EXERCISE DATA:
______
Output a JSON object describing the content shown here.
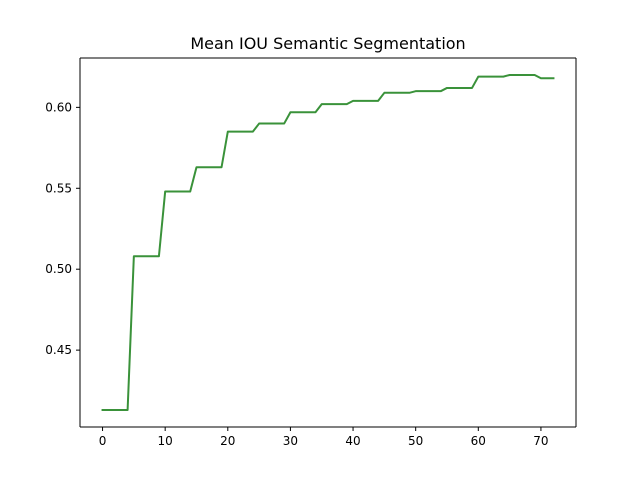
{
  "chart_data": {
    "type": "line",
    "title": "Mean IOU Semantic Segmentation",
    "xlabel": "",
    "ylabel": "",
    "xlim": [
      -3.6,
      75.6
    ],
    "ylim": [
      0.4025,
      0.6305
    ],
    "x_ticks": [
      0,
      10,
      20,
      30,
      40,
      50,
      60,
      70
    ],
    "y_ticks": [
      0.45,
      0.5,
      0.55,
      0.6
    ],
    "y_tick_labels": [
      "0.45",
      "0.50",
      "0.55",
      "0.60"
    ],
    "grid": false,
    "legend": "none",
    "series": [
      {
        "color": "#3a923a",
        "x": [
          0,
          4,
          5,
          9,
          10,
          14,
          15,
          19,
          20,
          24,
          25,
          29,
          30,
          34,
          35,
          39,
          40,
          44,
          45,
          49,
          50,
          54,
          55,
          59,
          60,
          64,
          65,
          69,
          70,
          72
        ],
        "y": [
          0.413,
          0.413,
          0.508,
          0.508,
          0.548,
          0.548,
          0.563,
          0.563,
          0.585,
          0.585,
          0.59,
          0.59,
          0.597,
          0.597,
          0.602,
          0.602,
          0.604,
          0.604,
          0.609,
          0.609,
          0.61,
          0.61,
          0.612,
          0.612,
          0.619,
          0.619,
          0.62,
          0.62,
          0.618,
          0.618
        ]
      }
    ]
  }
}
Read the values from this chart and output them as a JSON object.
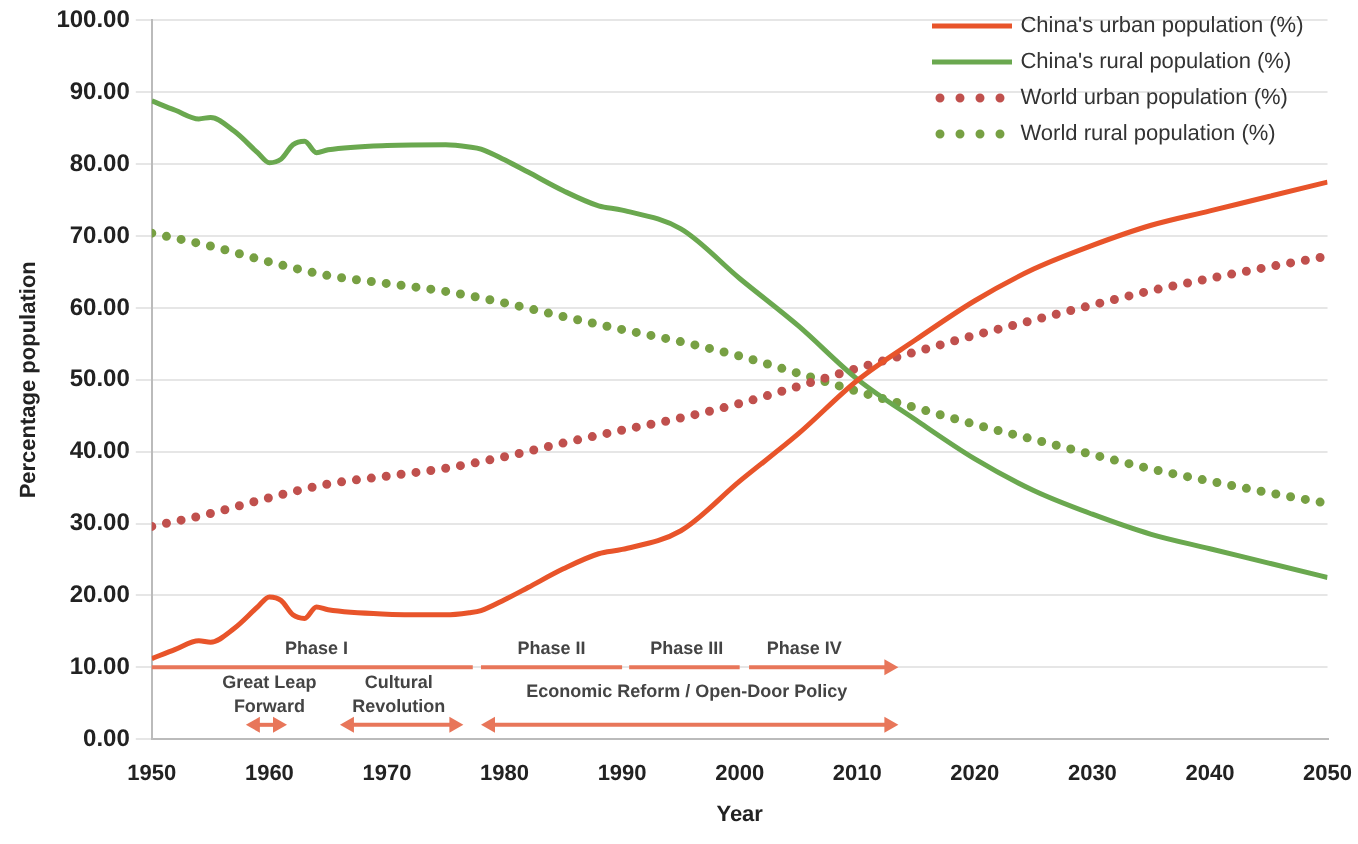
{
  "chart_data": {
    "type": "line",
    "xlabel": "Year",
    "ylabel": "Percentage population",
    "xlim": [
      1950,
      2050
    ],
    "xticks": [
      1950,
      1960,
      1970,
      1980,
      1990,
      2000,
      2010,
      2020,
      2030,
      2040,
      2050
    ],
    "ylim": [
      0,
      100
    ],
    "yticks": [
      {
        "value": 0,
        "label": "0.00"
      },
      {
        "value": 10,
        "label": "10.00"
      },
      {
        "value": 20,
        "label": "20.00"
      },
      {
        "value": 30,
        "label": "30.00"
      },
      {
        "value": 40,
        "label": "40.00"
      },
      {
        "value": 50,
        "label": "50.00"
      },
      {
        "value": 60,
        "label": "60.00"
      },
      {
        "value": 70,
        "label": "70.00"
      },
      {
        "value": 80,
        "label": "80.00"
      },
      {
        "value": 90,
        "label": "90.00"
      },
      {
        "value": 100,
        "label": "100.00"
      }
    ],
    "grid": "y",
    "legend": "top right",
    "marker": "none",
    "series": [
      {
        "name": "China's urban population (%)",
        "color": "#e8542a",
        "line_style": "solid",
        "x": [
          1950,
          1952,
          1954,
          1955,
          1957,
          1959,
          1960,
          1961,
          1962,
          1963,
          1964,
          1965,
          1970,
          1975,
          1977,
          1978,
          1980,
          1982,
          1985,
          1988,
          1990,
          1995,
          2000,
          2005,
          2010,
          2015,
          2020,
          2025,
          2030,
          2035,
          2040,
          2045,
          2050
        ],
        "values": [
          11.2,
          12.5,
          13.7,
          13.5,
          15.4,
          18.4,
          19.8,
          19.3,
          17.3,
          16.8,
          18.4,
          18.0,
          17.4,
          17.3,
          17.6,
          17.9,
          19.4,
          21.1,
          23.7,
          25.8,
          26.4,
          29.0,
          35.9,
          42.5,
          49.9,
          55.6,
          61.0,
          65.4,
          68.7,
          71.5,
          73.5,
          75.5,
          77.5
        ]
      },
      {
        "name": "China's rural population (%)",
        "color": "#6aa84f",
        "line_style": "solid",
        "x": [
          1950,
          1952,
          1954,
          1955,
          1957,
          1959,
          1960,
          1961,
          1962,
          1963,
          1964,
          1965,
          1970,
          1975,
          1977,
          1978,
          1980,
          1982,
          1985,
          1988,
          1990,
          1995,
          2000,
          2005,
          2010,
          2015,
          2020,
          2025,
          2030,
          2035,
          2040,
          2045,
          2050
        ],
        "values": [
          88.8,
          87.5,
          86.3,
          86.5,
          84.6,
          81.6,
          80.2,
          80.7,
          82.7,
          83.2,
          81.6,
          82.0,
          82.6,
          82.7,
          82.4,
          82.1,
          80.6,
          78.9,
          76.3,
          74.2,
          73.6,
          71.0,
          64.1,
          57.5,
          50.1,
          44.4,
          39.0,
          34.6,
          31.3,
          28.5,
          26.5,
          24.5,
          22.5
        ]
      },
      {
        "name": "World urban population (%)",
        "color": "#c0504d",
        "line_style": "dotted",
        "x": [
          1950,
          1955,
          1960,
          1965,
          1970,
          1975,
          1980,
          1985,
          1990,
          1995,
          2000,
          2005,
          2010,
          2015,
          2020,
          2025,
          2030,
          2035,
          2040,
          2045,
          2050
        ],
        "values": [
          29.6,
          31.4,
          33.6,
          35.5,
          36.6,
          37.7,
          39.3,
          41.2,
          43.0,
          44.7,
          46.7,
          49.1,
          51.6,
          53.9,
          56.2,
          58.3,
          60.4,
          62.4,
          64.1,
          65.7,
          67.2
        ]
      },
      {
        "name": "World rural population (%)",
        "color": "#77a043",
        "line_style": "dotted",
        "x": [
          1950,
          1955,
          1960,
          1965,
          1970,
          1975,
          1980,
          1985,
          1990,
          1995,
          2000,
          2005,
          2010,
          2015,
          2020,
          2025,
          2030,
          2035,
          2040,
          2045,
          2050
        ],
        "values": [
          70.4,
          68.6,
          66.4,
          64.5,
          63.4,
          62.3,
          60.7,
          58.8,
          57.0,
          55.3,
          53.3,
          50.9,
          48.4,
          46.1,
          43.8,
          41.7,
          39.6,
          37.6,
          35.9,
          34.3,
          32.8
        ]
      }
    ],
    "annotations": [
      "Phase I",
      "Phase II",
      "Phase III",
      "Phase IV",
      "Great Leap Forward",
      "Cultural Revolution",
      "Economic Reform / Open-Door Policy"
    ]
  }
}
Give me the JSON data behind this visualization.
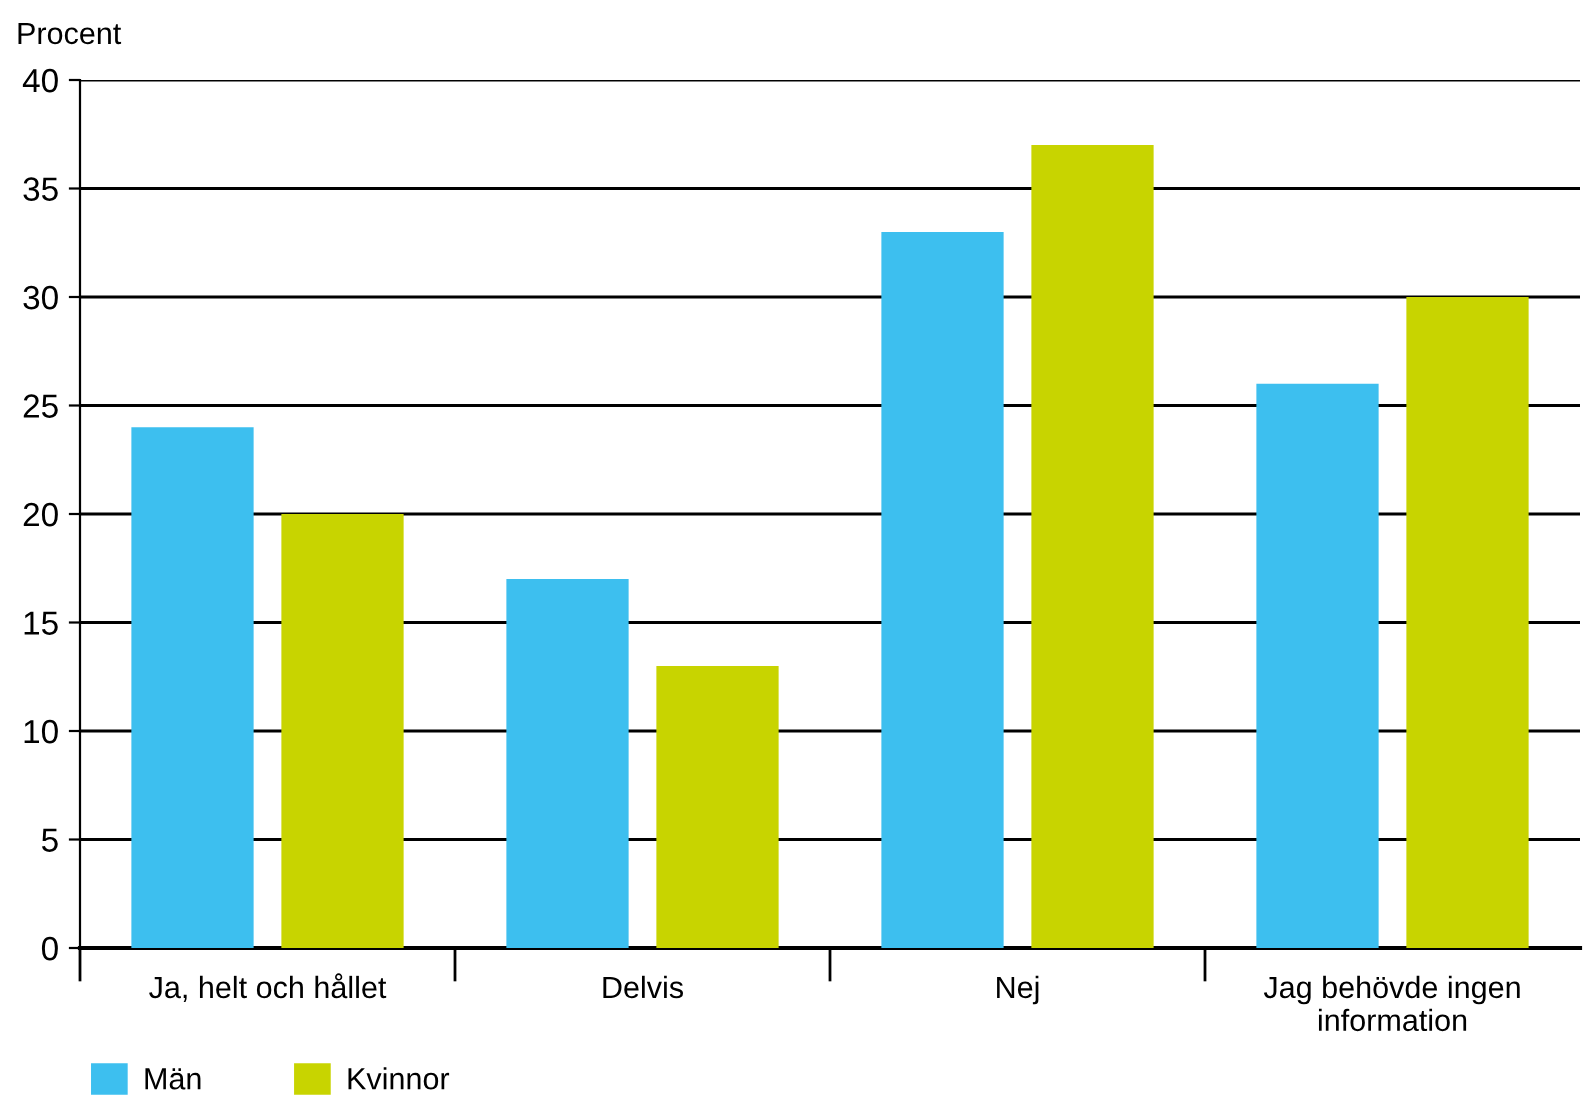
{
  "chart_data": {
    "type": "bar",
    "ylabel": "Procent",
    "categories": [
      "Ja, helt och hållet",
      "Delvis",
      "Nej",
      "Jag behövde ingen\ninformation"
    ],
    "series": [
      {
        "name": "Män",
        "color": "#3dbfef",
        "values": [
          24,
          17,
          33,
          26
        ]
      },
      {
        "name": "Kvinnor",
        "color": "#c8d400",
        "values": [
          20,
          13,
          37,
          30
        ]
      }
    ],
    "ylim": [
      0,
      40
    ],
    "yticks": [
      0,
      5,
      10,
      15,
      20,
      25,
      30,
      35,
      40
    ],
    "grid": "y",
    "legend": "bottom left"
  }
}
______
GIVEN TASK: Repeat every record precisely. Any picture among them stays out of the copy.

SOLUTION TO THIS TASK:
Output a JSON object describing the content shown here.
{
  "chart_data": {
    "type": "line",
    "title": "Mean IOU Semantic Segmentation",
    "xlabel": "",
    "ylabel": "",
    "xlim": [
      -3.6,
      75.6
    ],
    "ylim": [
      0.4025,
      0.6305
    ],
    "x_ticks": [
      0,
      10,
      20,
      30,
      40,
      50,
      60,
      70
    ],
    "y_ticks": [
      0.45,
      0.5,
      0.55,
      0.6
    ],
    "y_tick_labels": [
      "0.45",
      "0.50",
      "0.55",
      "0.60"
    ],
    "grid": false,
    "legend": "none",
    "series": [
      {
        "color": "#3a923a",
        "x": [
          0,
          4,
          5,
          9,
          10,
          14,
          15,
          19,
          20,
          24,
          25,
          29,
          30,
          34,
          35,
          39,
          40,
          44,
          45,
          49,
          50,
          54,
          55,
          59,
          60,
          64,
          65,
          69,
          70,
          72
        ],
        "y": [
          0.413,
          0.413,
          0.508,
          0.508,
          0.548,
          0.548,
          0.563,
          0.563,
          0.585,
          0.585,
          0.59,
          0.59,
          0.597,
          0.597,
          0.602,
          0.602,
          0.604,
          0.604,
          0.609,
          0.609,
          0.61,
          0.61,
          0.612,
          0.612,
          0.619,
          0.619,
          0.62,
          0.62,
          0.618,
          0.618
        ]
      }
    ]
  }
}
Read the values from this chart and output them as a JSON object.
{
  "chart_data": {
    "type": "line",
    "xlabel": "Year",
    "ylabel": "Percentage population",
    "xlim": [
      1950,
      2050
    ],
    "xticks": [
      1950,
      1960,
      1970,
      1980,
      1990,
      2000,
      2010,
      2020,
      2030,
      2040,
      2050
    ],
    "ylim": [
      0,
      100
    ],
    "yticks": [
      {
        "value": 0,
        "label": "0.00"
      },
      {
        "value": 10,
        "label": "10.00"
      },
      {
        "value": 20,
        "label": "20.00"
      },
      {
        "value": 30,
        "label": "30.00"
      },
      {
        "value": 40,
        "label": "40.00"
      },
      {
        "value": 50,
        "label": "50.00"
      },
      {
        "value": 60,
        "label": "60.00"
      },
      {
        "value": 70,
        "label": "70.00"
      },
      {
        "value": 80,
        "label": "80.00"
      },
      {
        "value": 90,
        "label": "90.00"
      },
      {
        "value": 100,
        "label": "100.00"
      }
    ],
    "grid": "y",
    "legend": "top right",
    "marker": "none",
    "series": [
      {
        "name": "China's urban population (%)",
        "color": "#e8542a",
        "line_style": "solid",
        "x": [
          1950,
          1952,
          1954,
          1955,
          1957,
          1959,
          1960,
          1961,
          1962,
          1963,
          1964,
          1965,
          1970,
          1975,
          1977,
          1978,
          1980,
          1982,
          1985,
          1988,
          1990,
          1995,
          2000,
          2005,
          2010,
          2015,
          2020,
          2025,
          2030,
          2035,
          2040,
          2045,
          2050
        ],
        "values": [
          11.2,
          12.5,
          13.7,
          13.5,
          15.4,
          18.4,
          19.8,
          19.3,
          17.3,
          16.8,
          18.4,
          18.0,
          17.4,
          17.3,
          17.6,
          17.9,
          19.4,
          21.1,
          23.7,
          25.8,
          26.4,
          29.0,
          35.9,
          42.5,
          49.9,
          55.6,
          61.0,
          65.4,
          68.7,
          71.5,
          73.5,
          75.5,
          77.5
        ]
      },
      {
        "name": "China's rural population (%)",
        "color": "#6aa84f",
        "line_style": "solid",
        "x": [
          1950,
          1952,
          1954,
          1955,
          1957,
          1959,
          1960,
          1961,
          1962,
          1963,
          1964,
          1965,
          1970,
          1975,
          1977,
          1978,
          1980,
          1982,
          1985,
          1988,
          1990,
          1995,
          2000,
          2005,
          2010,
          2015,
          2020,
          2025,
          2030,
          2035,
          2040,
          2045,
          2050
        ],
        "values": [
          88.8,
          87.5,
          86.3,
          86.5,
          84.6,
          81.6,
          80.2,
          80.7,
          82.7,
          83.2,
          81.6,
          82.0,
          82.6,
          82.7,
          82.4,
          82.1,
          80.6,
          78.9,
          76.3,
          74.2,
          73.6,
          71.0,
          64.1,
          57.5,
          50.1,
          44.4,
          39.0,
          34.6,
          31.3,
          28.5,
          26.5,
          24.5,
          22.5
        ]
      },
      {
        "name": "World urban population (%)",
        "color": "#c0504d",
        "line_style": "dotted",
        "x": [
          1950,
          1955,
          1960,
          1965,
          1970,
          1975,
          1980,
          1985,
          1990,
          1995,
          2000,
          2005,
          2010,
          2015,
          2020,
          2025,
          2030,
          2035,
          2040,
          2045,
          2050
        ],
        "values": [
          29.6,
          31.4,
          33.6,
          35.5,
          36.6,
          37.7,
          39.3,
          41.2,
          43.0,
          44.7,
          46.7,
          49.1,
          51.6,
          53.9,
          56.2,
          58.3,
          60.4,
          62.4,
          64.1,
          65.7,
          67.2
        ]
      },
      {
        "name": "World rural population (%)",
        "color": "#77a043",
        "line_style": "dotted",
        "x": [
          1950,
          1955,
          1960,
          1965,
          1970,
          1975,
          1980,
          1985,
          1990,
          1995,
          2000,
          2005,
          2010,
          2015,
          2020,
          2025,
          2030,
          2035,
          2040,
          2045,
          2050
        ],
        "values": [
          70.4,
          68.6,
          66.4,
          64.5,
          63.4,
          62.3,
          60.7,
          58.8,
          57.0,
          55.3,
          53.3,
          50.9,
          48.4,
          46.1,
          43.8,
          41.7,
          39.6,
          37.6,
          35.9,
          34.3,
          32.8
        ]
      }
    ],
    "annotations": [
      "Phase I",
      "Phase II",
      "Phase III",
      "Phase IV",
      "Great Leap Forward",
      "Cultural Revolution",
      "Economic Reform / Open-Door Policy"
    ]
  }
}
Give me the JSON data behind this visualization.
{
  "chart_data": {
    "type": "bar",
    "ylabel": "Procent",
    "categories": [
      "Ja, helt och hållet",
      "Delvis",
      "Nej",
      "Jag behövde ingen\ninformation"
    ],
    "series": [
      {
        "name": "Män",
        "color": "#3dbfef",
        "values": [
          24,
          17,
          33,
          26
        ]
      },
      {
        "name": "Kvinnor",
        "color": "#c8d400",
        "values": [
          20,
          13,
          37,
          30
        ]
      }
    ],
    "ylim": [
      0,
      40
    ],
    "yticks": [
      0,
      5,
      10,
      15,
      20,
      25,
      30,
      35,
      40
    ],
    "grid": "y",
    "legend": "bottom left"
  }
}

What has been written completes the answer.